> _EXERCISE BRIEF_: Gather the lines below that include the string "name", copying each in full.

**** MATERIAL

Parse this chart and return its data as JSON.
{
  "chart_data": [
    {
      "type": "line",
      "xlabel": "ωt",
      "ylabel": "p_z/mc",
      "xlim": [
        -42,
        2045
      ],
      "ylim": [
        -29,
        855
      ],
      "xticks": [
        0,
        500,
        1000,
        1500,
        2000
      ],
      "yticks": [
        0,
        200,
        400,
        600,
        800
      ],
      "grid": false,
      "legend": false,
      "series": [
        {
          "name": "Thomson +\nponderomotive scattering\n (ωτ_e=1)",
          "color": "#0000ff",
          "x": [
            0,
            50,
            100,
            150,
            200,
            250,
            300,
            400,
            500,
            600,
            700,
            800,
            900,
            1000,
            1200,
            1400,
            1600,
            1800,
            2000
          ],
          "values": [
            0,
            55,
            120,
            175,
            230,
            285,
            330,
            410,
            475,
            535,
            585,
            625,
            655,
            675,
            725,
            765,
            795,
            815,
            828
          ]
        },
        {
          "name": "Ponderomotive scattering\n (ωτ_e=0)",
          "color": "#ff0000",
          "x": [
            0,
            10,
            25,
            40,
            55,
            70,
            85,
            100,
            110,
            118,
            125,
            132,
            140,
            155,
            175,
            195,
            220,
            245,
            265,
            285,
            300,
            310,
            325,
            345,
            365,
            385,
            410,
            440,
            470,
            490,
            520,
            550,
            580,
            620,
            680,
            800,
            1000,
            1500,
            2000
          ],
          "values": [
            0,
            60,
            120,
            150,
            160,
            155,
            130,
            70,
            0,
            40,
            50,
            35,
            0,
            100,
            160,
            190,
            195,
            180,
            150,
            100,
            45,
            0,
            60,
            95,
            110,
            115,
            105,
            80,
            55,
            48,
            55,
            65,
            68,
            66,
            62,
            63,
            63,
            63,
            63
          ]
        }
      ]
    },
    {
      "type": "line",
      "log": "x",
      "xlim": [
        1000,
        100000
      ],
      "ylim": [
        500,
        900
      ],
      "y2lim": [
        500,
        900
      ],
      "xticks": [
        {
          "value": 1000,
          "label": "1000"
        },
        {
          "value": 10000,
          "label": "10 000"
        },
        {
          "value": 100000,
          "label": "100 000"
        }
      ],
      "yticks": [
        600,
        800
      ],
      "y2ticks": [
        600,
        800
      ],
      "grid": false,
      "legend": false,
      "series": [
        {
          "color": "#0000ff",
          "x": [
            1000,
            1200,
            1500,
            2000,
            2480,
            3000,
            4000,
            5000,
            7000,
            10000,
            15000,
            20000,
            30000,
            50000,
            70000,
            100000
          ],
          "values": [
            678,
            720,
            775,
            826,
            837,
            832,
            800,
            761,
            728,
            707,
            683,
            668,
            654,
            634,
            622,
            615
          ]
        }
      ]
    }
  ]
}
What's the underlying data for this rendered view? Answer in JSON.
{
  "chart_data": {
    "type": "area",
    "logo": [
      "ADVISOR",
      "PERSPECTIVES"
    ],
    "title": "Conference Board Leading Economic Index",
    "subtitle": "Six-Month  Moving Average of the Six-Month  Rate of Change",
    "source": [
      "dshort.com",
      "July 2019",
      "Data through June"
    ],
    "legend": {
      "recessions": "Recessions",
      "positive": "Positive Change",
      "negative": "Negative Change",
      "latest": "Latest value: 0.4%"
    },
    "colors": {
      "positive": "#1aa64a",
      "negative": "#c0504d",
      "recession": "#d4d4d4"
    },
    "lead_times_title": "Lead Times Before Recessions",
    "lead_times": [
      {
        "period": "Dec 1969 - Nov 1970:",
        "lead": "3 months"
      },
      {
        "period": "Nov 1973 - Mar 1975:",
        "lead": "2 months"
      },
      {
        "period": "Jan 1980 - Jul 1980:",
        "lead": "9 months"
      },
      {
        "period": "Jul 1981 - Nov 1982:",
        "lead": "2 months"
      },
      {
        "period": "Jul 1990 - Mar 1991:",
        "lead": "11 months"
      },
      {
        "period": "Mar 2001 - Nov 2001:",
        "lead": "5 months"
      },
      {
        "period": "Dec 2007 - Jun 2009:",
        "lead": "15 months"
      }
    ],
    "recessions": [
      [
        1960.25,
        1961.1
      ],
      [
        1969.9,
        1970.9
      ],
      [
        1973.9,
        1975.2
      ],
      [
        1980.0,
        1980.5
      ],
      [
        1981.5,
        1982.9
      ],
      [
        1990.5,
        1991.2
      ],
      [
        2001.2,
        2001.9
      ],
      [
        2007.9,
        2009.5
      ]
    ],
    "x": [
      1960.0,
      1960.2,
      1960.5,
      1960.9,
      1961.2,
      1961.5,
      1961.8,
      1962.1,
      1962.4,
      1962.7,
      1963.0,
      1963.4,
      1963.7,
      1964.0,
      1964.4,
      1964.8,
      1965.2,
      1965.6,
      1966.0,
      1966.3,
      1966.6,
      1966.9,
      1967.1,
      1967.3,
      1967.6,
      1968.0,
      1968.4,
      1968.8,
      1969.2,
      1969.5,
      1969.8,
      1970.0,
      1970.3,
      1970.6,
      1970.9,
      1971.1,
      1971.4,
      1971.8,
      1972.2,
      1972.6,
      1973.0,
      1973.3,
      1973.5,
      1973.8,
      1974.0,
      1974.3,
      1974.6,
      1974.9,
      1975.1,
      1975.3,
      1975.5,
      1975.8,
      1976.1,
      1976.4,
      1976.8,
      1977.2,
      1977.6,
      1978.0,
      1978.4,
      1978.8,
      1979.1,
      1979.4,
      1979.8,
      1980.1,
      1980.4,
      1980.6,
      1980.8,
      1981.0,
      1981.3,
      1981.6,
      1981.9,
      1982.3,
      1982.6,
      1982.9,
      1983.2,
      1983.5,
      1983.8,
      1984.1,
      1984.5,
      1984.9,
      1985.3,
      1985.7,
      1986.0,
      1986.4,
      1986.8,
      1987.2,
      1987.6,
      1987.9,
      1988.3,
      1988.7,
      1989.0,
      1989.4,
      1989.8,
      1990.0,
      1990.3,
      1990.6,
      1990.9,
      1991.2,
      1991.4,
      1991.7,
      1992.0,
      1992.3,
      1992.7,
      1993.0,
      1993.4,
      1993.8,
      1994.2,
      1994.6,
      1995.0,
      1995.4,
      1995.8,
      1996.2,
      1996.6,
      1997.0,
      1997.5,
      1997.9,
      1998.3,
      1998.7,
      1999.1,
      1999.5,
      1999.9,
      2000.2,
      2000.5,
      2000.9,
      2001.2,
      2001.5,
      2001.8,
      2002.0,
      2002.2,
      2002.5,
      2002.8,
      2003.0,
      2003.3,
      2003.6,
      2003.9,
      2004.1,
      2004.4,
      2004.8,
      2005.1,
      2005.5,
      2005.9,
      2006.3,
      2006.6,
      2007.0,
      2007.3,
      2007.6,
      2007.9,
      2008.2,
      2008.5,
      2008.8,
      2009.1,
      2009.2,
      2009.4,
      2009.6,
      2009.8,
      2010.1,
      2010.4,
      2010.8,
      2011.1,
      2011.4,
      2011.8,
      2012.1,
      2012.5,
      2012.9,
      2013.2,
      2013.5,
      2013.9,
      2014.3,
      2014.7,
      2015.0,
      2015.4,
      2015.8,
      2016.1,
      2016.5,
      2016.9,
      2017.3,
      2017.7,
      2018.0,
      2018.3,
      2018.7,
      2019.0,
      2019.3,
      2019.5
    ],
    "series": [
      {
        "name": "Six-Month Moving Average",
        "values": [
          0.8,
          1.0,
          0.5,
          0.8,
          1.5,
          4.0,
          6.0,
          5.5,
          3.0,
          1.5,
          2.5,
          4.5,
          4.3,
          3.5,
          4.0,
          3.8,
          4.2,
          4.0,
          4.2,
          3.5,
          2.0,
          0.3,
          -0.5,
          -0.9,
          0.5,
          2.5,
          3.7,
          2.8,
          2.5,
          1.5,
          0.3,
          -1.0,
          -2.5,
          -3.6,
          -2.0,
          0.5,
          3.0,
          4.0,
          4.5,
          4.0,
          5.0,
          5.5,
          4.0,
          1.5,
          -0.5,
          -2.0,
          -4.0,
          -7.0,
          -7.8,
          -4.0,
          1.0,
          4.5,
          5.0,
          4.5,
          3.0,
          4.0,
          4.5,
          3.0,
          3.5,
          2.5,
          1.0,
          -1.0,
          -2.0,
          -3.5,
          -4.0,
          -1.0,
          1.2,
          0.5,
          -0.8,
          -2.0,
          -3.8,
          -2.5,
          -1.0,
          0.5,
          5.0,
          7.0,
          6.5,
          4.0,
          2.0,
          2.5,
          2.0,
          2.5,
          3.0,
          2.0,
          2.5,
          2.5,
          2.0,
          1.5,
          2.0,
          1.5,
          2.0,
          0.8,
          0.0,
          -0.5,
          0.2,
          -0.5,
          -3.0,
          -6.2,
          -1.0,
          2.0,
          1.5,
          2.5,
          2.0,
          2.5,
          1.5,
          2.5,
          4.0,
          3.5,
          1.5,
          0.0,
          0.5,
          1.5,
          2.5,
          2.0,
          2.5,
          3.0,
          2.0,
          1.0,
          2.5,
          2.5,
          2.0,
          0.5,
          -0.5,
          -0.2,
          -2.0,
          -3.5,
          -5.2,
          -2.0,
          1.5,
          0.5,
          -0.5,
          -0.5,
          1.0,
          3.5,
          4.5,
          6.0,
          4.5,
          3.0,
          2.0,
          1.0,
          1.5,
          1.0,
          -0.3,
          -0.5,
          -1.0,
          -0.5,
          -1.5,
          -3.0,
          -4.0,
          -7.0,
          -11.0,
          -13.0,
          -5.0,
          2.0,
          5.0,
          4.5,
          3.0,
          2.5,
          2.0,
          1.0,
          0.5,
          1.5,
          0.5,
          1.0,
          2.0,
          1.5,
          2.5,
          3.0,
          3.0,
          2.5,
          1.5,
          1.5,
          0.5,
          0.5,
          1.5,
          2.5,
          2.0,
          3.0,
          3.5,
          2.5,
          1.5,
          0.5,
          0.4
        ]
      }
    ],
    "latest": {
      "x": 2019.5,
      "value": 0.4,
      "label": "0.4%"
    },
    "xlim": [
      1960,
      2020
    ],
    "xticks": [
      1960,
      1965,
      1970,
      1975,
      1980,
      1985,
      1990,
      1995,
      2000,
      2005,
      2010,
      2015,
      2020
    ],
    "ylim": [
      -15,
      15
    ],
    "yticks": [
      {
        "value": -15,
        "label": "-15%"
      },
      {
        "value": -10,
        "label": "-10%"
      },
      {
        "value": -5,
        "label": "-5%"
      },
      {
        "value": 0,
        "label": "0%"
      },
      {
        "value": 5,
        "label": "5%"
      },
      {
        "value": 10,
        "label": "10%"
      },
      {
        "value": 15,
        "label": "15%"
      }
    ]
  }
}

********

> _THE OUTPUT_:
          "name": "Thomson +\nponderomotive scattering\n (ωτ_e=1)",
          "name": "Ponderomotive scattering\n (ωτ_e=0)",
        "name": "Six-Month Moving Average",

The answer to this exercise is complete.